Set problem: From the listing below, extract each line containing the string "Combat".

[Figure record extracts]
################

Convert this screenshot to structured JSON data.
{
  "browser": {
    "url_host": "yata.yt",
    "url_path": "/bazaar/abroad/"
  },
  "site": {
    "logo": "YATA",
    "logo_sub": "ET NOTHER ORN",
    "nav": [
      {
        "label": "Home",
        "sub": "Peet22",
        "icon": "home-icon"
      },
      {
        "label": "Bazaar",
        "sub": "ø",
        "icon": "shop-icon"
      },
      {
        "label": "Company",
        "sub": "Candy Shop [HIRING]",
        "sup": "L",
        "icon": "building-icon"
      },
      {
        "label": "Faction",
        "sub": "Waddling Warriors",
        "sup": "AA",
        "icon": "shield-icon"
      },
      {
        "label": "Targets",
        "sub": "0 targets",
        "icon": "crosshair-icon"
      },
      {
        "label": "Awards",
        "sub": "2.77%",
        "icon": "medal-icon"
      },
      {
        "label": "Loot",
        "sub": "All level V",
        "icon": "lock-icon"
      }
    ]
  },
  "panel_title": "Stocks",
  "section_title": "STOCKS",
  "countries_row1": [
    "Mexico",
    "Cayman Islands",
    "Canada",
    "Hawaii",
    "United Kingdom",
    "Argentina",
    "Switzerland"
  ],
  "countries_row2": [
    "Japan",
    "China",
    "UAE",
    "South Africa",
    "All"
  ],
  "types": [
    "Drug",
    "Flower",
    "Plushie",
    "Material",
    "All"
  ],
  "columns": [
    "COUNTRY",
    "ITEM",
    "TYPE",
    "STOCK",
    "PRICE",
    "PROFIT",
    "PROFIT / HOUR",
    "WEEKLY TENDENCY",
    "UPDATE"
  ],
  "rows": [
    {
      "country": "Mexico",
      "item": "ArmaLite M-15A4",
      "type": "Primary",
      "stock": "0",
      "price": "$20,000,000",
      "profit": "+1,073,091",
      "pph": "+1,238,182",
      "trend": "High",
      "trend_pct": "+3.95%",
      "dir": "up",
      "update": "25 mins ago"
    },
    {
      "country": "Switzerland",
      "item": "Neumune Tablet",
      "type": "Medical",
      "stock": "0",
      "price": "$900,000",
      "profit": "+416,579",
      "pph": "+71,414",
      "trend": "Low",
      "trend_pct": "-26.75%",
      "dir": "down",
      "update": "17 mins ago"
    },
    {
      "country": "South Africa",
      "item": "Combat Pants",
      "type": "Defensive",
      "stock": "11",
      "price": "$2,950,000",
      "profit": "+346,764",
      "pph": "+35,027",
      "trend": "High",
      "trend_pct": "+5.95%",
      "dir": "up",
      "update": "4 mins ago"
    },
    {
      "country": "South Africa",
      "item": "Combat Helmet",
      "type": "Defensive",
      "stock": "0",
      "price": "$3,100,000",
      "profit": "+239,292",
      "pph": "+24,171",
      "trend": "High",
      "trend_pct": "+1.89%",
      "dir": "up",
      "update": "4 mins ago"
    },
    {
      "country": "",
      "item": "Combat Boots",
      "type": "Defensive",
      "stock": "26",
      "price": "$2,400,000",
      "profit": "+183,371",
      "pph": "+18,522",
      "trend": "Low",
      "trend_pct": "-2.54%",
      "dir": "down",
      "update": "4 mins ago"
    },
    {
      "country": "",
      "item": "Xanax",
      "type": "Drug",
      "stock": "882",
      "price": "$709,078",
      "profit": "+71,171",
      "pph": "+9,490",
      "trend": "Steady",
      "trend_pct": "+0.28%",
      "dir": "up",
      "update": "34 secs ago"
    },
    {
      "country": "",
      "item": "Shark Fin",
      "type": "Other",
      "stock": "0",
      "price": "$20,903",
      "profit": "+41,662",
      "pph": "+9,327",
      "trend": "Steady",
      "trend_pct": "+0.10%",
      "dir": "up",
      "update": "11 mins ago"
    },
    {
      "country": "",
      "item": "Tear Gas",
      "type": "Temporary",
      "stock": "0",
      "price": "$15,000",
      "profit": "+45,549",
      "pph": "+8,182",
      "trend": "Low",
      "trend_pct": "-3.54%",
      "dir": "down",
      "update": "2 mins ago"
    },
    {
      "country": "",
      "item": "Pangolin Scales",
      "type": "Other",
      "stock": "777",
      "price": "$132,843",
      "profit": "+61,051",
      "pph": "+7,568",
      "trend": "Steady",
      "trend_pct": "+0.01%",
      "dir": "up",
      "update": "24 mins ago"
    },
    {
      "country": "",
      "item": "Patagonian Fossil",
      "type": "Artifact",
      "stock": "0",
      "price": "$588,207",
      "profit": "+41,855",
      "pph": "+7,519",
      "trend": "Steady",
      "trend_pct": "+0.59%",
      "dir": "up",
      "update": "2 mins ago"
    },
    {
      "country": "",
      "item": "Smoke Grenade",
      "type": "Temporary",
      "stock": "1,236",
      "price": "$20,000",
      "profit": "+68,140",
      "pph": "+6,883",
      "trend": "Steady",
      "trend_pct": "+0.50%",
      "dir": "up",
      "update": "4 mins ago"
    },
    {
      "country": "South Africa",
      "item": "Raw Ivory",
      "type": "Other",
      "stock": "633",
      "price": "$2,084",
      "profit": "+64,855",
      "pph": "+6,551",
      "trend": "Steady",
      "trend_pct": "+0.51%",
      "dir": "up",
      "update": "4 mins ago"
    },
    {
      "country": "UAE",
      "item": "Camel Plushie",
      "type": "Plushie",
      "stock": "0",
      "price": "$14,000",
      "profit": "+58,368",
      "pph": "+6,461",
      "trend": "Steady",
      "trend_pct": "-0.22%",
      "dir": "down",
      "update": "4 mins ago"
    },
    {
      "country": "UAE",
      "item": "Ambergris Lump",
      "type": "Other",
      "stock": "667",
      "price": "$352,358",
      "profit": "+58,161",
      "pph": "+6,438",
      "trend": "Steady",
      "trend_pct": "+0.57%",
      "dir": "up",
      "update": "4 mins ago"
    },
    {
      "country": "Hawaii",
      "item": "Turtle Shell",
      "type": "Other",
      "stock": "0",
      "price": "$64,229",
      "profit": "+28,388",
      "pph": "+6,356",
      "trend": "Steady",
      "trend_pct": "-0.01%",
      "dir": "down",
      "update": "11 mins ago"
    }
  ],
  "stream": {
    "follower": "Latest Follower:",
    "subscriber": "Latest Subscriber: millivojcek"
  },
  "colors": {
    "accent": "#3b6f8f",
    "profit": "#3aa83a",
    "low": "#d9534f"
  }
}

################

Output for this task:
      "item": "Combat Pants",
      "item": "Combat Helmet",
      "item": "Combat Boots",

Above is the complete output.